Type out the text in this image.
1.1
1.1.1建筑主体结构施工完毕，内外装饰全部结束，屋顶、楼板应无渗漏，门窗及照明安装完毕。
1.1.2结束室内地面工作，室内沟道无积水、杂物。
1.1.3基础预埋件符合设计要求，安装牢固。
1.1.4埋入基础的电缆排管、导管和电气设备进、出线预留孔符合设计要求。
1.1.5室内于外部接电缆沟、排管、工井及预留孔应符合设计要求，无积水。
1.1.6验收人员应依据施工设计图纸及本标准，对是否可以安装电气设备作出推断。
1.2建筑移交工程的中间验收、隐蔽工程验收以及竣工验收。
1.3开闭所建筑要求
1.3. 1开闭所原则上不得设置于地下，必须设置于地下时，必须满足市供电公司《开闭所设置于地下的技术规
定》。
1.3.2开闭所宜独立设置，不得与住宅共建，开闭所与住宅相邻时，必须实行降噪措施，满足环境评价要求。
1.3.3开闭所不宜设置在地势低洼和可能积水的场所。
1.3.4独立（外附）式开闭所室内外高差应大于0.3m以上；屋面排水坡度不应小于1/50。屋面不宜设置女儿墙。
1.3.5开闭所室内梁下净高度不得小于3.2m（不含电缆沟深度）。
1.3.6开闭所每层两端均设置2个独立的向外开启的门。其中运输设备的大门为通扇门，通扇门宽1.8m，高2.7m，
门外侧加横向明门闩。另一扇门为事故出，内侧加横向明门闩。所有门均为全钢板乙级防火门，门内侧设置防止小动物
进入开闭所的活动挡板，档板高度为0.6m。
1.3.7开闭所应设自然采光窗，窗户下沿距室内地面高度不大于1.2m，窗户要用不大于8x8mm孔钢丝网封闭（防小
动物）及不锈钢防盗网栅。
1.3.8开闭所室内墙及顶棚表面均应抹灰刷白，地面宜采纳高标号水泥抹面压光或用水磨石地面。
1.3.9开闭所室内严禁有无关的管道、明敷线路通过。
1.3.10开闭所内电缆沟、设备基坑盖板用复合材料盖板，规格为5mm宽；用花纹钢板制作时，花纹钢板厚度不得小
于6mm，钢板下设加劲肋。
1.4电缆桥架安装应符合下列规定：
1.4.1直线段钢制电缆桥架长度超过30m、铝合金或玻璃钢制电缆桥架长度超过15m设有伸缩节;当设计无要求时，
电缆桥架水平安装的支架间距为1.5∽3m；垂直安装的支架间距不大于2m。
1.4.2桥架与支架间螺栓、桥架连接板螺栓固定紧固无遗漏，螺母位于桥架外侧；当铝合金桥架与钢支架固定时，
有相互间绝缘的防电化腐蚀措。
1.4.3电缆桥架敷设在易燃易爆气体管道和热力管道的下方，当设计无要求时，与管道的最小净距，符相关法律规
------------
*Work to be completed*: Every entry must be quoted exactly as it appears above.

*Written answer*:
Type out the text in this image.
1.1
1.1.1建筑主体结构施工完毕，内外装饰全部结束，屋顶、楼板应无渗漏，门窗及照明安装完毕。
1.1.2结束室内地面工作，室内沟道无积水、杂物。
1.1.3基础预埋件符合设计要求，安装牢固。
1.1.4埋入基础的电缆排管、导管和电气设备进、出线预留孔符合设计要求。
1.1.5室内于外部接电缆沟、排管、工井及预留孔应符合设计要求，无积水。
1.1.6验收人员应依据施工设计图纸及本标准，对是否可以安装电气设备作出推断。
1.2建筑移交工程的中间验收、隐蔽工程验收以及竣工验收。
1.3开闭所建筑要求
1.3. 1开闭所原则上不得设置于地下，必须设置于地下时，必须满足市供电公司《开闭所设置于地下的技术规
定》。
1.3.2开闭所宜独立设置，不得与住宅共建，开闭所与住宅相邻时，必须实行降噪措施，满足环境评价要求。
1.3.3开闭所不宜设置在地势低洼和可能积水的场所。
1.3.4独立（外附）式开闭所室内外高差应大于0.3m以上；屋面排水坡度不应小于1/50。屋面不宜设置女儿墙。
1.3.5开闭所室内梁下净高度不得小于3.2m（不含电缆沟深度）。
1.3.6开闭所每层两端均设置2个独立的向外开启的门。其中运输设备的大门为通扇门，通扇门宽1.8m，高2.7m，
门外侧加横向明门闩。另一扇门为事故出，内侧加横向明门闩。所有门均为全钢板乙级防火门，门内侧设置防止小动物
进入开闭所的活动挡板，档板高度为0.6m。
1.3.7开闭所应设自然采光窗，窗户下沿距室内地面高度不大于1.2m，窗户要用不大于8x8mm孔钢丝网封闭（防小
动物）及不锈钢防盗网栅。
1.3.8开闭所室内墙及顶棚表面均应抹灰刷白，地面宜采纳高标号水泥抹面压光或用水磨石地面。
1.3.9开闭所室内严禁有无关的管道、明敷线路通过。
1.3.10开闭所内电缆沟、设备基坑盖板用复合材料盖板，规格为5mm宽；用花纹钢板制作时，花纹钢板厚度不得小
于6mm，钢板下设加劲肋。
1.4电缆桥架安装应符合下列规定：
1.4.1直线段钢制电缆桥架长度超过30m、铝合金或玻璃钢制电缆桥架长度超过15m设有伸缩节;当设计无要求时，
电缆桥架水平安装的支架间距为1.5∽3m；垂直安装的支架间距不大于2m。
1.4.2桥架与支架间螺栓、桥架连接板螺栓固定紧固无遗漏，螺母位于桥架外侧；当铝合金桥架与钢支架固定时，
有相互间绝缘的防电化腐蚀措。
1.4.3电缆桥架敷设在易燃易爆气体管道和热力管道的下方，当设计无要求时，与管道的最小净距，符相关法律规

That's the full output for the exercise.